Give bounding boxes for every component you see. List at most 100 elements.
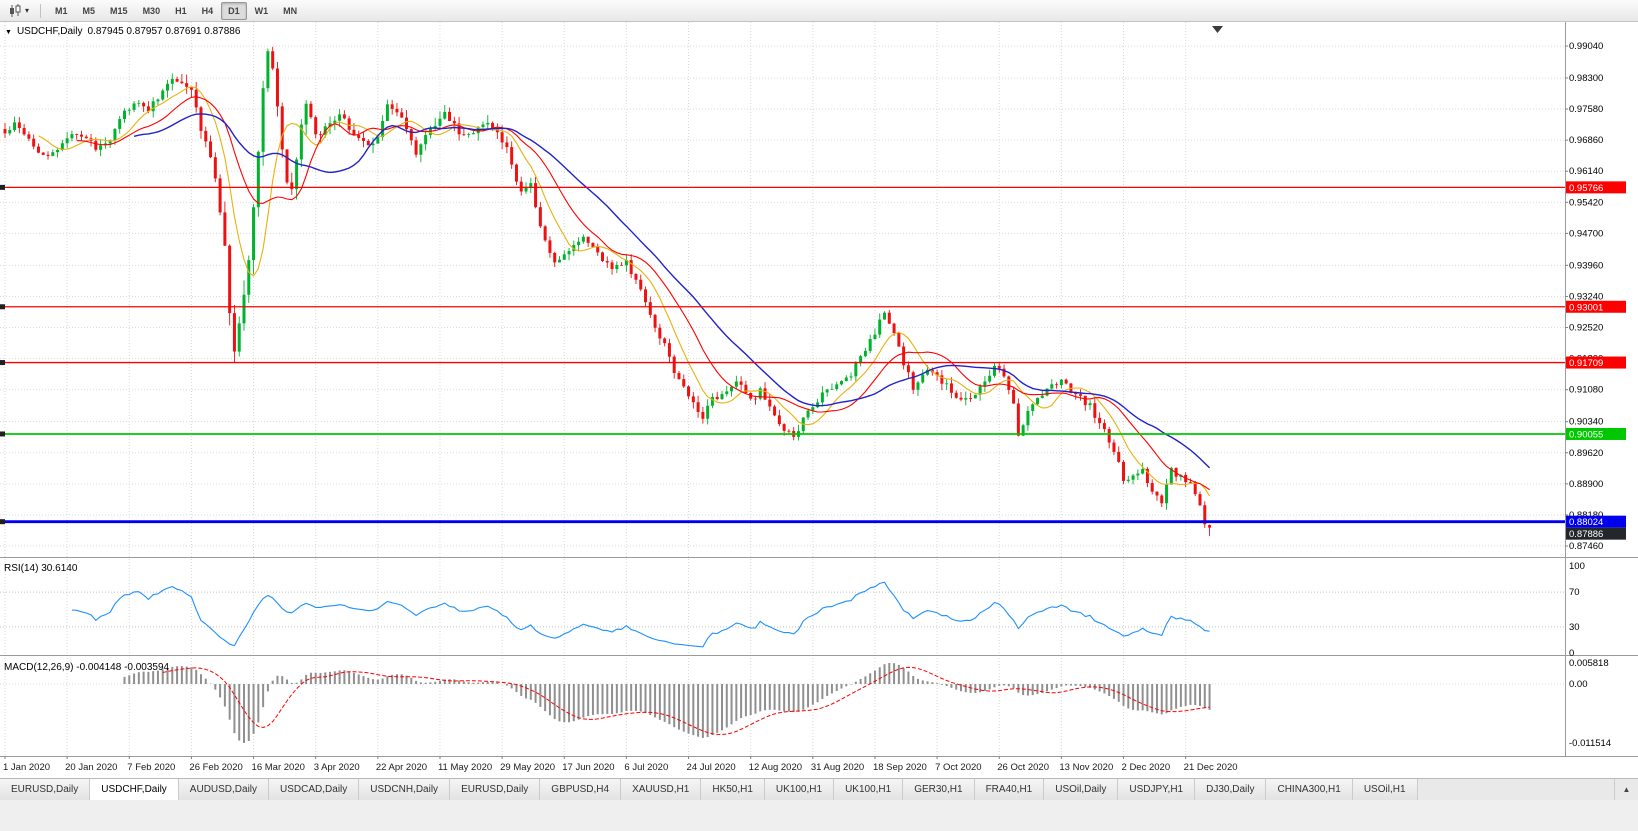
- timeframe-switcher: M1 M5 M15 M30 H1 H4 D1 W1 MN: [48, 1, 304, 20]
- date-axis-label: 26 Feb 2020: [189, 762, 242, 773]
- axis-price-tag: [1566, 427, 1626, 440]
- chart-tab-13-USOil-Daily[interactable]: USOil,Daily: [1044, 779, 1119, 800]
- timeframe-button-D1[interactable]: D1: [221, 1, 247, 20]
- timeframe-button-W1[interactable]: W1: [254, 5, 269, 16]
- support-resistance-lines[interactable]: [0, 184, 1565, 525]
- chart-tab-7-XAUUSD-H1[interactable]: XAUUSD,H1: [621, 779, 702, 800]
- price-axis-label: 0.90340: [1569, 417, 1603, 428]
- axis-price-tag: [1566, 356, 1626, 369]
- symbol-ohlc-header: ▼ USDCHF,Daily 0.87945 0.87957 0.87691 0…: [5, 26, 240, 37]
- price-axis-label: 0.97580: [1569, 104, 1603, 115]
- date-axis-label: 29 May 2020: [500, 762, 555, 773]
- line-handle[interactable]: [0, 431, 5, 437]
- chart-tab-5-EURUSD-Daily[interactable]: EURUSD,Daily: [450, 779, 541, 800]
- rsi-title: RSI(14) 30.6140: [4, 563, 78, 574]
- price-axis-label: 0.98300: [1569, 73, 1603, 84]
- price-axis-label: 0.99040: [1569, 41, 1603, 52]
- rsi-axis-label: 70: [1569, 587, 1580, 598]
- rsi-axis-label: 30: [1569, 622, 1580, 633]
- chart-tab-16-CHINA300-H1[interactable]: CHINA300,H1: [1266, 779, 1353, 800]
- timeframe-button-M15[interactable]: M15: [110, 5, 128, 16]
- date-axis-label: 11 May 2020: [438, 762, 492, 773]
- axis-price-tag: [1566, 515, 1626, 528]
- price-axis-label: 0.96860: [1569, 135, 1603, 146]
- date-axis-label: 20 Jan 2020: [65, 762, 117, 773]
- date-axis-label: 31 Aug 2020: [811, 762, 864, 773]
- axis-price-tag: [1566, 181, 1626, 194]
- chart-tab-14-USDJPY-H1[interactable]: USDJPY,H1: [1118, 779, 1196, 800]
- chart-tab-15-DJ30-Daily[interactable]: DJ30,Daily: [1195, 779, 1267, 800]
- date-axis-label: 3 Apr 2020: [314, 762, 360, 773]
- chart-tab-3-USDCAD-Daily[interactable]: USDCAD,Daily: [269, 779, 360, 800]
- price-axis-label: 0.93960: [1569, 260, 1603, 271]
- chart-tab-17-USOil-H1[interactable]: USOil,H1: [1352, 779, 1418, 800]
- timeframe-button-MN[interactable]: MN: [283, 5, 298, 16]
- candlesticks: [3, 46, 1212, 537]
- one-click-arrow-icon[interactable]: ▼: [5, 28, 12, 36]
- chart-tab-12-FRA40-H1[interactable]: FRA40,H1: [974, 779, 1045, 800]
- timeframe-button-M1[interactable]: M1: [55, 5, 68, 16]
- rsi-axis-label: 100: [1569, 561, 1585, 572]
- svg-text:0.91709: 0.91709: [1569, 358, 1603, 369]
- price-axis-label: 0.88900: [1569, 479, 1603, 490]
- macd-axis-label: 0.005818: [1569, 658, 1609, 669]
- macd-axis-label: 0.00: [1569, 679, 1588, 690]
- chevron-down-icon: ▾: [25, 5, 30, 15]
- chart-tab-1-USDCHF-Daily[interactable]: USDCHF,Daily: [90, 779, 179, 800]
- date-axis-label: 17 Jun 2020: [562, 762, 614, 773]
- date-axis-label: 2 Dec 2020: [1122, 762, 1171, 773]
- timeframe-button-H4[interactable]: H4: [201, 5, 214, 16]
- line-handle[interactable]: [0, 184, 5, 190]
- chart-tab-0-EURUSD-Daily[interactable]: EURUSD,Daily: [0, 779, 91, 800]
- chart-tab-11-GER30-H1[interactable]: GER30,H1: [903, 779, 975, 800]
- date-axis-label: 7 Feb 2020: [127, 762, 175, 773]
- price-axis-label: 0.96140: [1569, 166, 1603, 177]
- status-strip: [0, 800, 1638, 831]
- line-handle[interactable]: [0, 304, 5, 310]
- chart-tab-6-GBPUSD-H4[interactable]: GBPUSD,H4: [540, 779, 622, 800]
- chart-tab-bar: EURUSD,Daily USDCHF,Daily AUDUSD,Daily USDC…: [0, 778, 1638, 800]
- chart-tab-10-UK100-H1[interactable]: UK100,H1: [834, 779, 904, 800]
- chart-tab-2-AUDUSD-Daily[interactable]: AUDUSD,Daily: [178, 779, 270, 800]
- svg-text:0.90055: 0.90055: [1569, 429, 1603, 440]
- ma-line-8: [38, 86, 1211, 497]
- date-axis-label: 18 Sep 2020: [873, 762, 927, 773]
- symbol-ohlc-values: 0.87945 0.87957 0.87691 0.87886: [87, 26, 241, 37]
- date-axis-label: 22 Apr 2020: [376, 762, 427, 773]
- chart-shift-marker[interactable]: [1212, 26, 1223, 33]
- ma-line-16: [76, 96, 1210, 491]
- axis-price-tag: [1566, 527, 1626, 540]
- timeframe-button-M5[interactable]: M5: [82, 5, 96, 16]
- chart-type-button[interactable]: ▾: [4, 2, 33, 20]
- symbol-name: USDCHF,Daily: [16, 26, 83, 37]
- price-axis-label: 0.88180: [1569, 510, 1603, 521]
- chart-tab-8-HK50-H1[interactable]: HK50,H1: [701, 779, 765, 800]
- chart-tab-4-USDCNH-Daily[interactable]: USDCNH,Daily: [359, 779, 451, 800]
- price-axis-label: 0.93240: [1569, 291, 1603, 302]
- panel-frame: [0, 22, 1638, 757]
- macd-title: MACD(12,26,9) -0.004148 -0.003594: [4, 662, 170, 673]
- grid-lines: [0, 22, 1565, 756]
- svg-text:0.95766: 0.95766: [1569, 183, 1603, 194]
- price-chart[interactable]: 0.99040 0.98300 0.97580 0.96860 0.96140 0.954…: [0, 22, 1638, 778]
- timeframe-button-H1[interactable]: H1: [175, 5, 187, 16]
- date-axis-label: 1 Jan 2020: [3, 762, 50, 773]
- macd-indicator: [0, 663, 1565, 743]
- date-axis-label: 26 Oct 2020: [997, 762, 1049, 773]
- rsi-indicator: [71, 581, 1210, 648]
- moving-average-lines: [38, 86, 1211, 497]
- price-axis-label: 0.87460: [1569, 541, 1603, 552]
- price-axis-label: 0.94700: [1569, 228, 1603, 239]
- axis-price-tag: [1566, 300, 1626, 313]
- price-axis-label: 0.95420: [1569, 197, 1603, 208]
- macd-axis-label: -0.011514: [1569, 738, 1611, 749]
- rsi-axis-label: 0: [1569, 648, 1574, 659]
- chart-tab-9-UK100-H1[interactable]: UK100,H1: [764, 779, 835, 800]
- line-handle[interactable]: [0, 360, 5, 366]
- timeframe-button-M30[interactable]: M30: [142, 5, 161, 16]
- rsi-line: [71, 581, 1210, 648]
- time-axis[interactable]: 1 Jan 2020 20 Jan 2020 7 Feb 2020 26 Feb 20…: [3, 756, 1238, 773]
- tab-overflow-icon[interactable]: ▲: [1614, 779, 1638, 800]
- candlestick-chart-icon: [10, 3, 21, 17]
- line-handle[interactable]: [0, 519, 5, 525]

--- --- ---

— Aim of the exercise —
Repeat all of the entries above word for word, but omit the pictures.

— Output —
Give bounding boxes for every component you see. List at most 100 elements.
- timeframe-switcher: M1 M5 M15 M30 H1 H4 D1 W1 MN: [48, 1, 304, 20]
- date-axis-label: 26 Feb 2020: [189, 762, 242, 773]
- axis-price-tag: [1566, 427, 1626, 440]
- chart-tab-13-USOil-Daily[interactable]: USOil,Daily: [1044, 779, 1119, 800]
- timeframe-button-D1[interactable]: D1: [221, 1, 247, 20]
- timeframe-button-W1[interactable]: W1: [254, 5, 269, 16]
- support-resistance-lines[interactable]: [0, 184, 1565, 525]
- chart-tab-7-XAUUSD-H1[interactable]: XAUUSD,H1: [621, 779, 702, 800]
- price-axis-label: 0.90340: [1569, 417, 1603, 428]
- axis-price-tag: [1566, 356, 1626, 369]
- symbol-ohlc-header: ▼ USDCHF,Daily 0.87945 0.87957 0.87691 0…: [5, 26, 240, 37]
- price-axis-label: 0.97580: [1569, 104, 1603, 115]
- date-axis-label: 29 May 2020: [500, 762, 555, 773]
- line-handle[interactable]: [0, 431, 5, 437]
- chart-tab-5-EURUSD-Daily[interactable]: EURUSD,Daily: [450, 779, 541, 800]
- rsi-title: RSI(14) 30.6140: [4, 563, 78, 574]
- price-axis-label: 0.98300: [1569, 73, 1603, 84]
- price-axis-label: 0.99040: [1569, 41, 1603, 52]
- rsi-axis-label: 70: [1569, 587, 1580, 598]
- rsi-axis-label: 30: [1569, 622, 1580, 633]
- chart-tab-16-CHINA300-H1[interactable]: CHINA300,H1: [1266, 779, 1353, 800]
- timeframe-button-M15[interactable]: M15: [110, 5, 128, 16]
- date-axis-label: 11 May 2020: [438, 762, 492, 773]
- axis-price-tag: [1566, 515, 1626, 528]
- price-axis-label: 0.96860: [1569, 135, 1603, 146]
- date-axis-label: 20 Jan 2020: [65, 762, 117, 773]
- date-axis-label: 31 Aug 2020: [811, 762, 864, 773]
- axis-price-tag: [1566, 181, 1626, 194]
- chart-tab-14-USDJPY-H1[interactable]: USDJPY,H1: [1118, 779, 1196, 800]
- chart-tab-15-DJ30-Daily[interactable]: DJ30,Daily: [1195, 779, 1267, 800]
- date-axis-label: 3 Apr 2020: [314, 762, 360, 773]
- chart-tab-3-USDCAD-Daily[interactable]: USDCAD,Daily: [269, 779, 360, 800]
- price-axis-label: 0.93960: [1569, 260, 1603, 271]
- chart-tab-17-USOil-H1[interactable]: USOil,H1: [1352, 779, 1418, 800]
- timeframe-button-MN[interactable]: MN: [283, 5, 298, 16]
- candlesticks: [3, 46, 1212, 537]
- one-click-arrow-icon[interactable]: ▼: [5, 28, 12, 36]
- chart-tab-12-FRA40-H1[interactable]: FRA40,H1: [974, 779, 1045, 800]
- timeframe-button-M1[interactable]: M1: [55, 5, 68, 16]
- rsi-axis-label: 100: [1569, 561, 1585, 572]
- svg-text:0.91709: 0.91709: [1569, 358, 1603, 369]
- price-axis-label: 0.88900: [1569, 479, 1603, 490]
- macd-axis-label: 0.005818: [1569, 658, 1609, 669]
- macd-axis-label: 0.00: [1569, 679, 1588, 690]
- chevron-down-icon: ▾: [25, 5, 30, 15]
- chart-tab-1-USDCHF-Daily[interactable]: USDCHF,Daily: [90, 779, 179, 800]
- date-axis-label: 17 Jun 2020: [562, 762, 614, 773]
- date-axis-label: 2 Dec 2020: [1122, 762, 1171, 773]
- timeframe-button-H4[interactable]: H4: [201, 5, 214, 16]
- line-handle[interactable]: [0, 184, 5, 190]
- chart-tab-0-EURUSD-Daily[interactable]: EURUSD,Daily: [0, 779, 91, 800]
- chart-tab-11-GER30-H1[interactable]: GER30,H1: [903, 779, 975, 800]
- date-axis-label: 7 Feb 2020: [127, 762, 175, 773]
- price-axis-label: 0.96140: [1569, 166, 1603, 177]
- status-strip: [0, 800, 1638, 831]
- line-handle[interactable]: [0, 304, 5, 310]
- chart-tab-6-GBPUSD-H4[interactable]: GBPUSD,H4: [540, 779, 622, 800]
- chart-tab-bar: EURUSD,Daily USDCHF,Daily AUDUSD,Daily USDC…: [0, 778, 1638, 800]
- chart-tab-10-UK100-H1[interactable]: UK100,H1: [834, 779, 904, 800]
- chart-tab-2-AUDUSD-Daily[interactable]: AUDUSD,Daily: [178, 779, 270, 800]
- svg-text:0.90055: 0.90055: [1569, 429, 1603, 440]
- ma-line-8: [38, 86, 1211, 497]
- date-axis-label: 18 Sep 2020: [873, 762, 927, 773]
- symbol-ohlc-values: 0.87945 0.87957 0.87691 0.87886: [87, 26, 241, 37]
- date-axis-label: 22 Apr 2020: [376, 762, 427, 773]
- chart-shift-marker[interactable]: [1212, 26, 1223, 33]
- ma-line-16: [76, 96, 1210, 491]
- axis-price-tag: [1566, 527, 1626, 540]
- timeframe-button-M5[interactable]: M5: [82, 5, 96, 16]
- chart-type-button[interactable]: ▾: [4, 2, 33, 20]
- symbol-name: USDCHF,Daily: [16, 26, 83, 37]
- price-axis-label: 0.88180: [1569, 510, 1603, 521]
- chart-tab-8-HK50-H1[interactable]: HK50,H1: [701, 779, 765, 800]
- chart-tab-4-USDCNH-Daily[interactable]: USDCNH,Daily: [359, 779, 451, 800]
- price-axis-label: 0.93240: [1569, 291, 1603, 302]
- panel-frame: [0, 22, 1638, 757]
- macd-title: MACD(12,26,9) -0.004148 -0.003594: [4, 662, 170, 673]
- grid-lines: [0, 22, 1565, 756]
- svg-text:0.95766: 0.95766: [1569, 183, 1603, 194]
- price-chart[interactable]: 0.99040 0.98300 0.97580 0.96860 0.96140 0.954…: [0, 22, 1638, 778]
- timeframe-button-H1[interactable]: H1: [175, 5, 187, 16]
- date-axis-label: 1 Jan 2020: [3, 762, 50, 773]
- macd-indicator: [0, 663, 1565, 743]
- date-axis-label: 26 Oct 2020: [997, 762, 1049, 773]
- rsi-indicator: [71, 581, 1210, 648]
- moving-average-lines: [38, 86, 1211, 497]
- price-axis-label: 0.87460: [1569, 541, 1603, 552]
- price-axis-label: 0.94700: [1569, 228, 1603, 239]
- axis-price-tag: [1566, 300, 1626, 313]
- price-axis-label: 0.95420: [1569, 197, 1603, 208]
- macd-axis-label: -0.011514: [1569, 738, 1611, 749]
- rsi-axis-label: 0: [1569, 648, 1574, 659]
- chart-tab-9-UK100-H1[interactable]: UK100,H1: [764, 779, 835, 800]
- line-handle[interactable]: [0, 360, 5, 366]
- timeframe-button-M30[interactable]: M30: [142, 5, 161, 16]
- rsi-line: [71, 581, 1210, 648]
- time-axis[interactable]: 1 Jan 2020 20 Jan 2020 7 Feb 2020 26 Feb 20…: [3, 756, 1238, 773]
- tab-overflow-icon[interactable]: ▲: [1614, 779, 1638, 800]
- candlestick-chart-icon: [10, 3, 21, 17]
- line-handle[interactable]: [0, 519, 5, 525]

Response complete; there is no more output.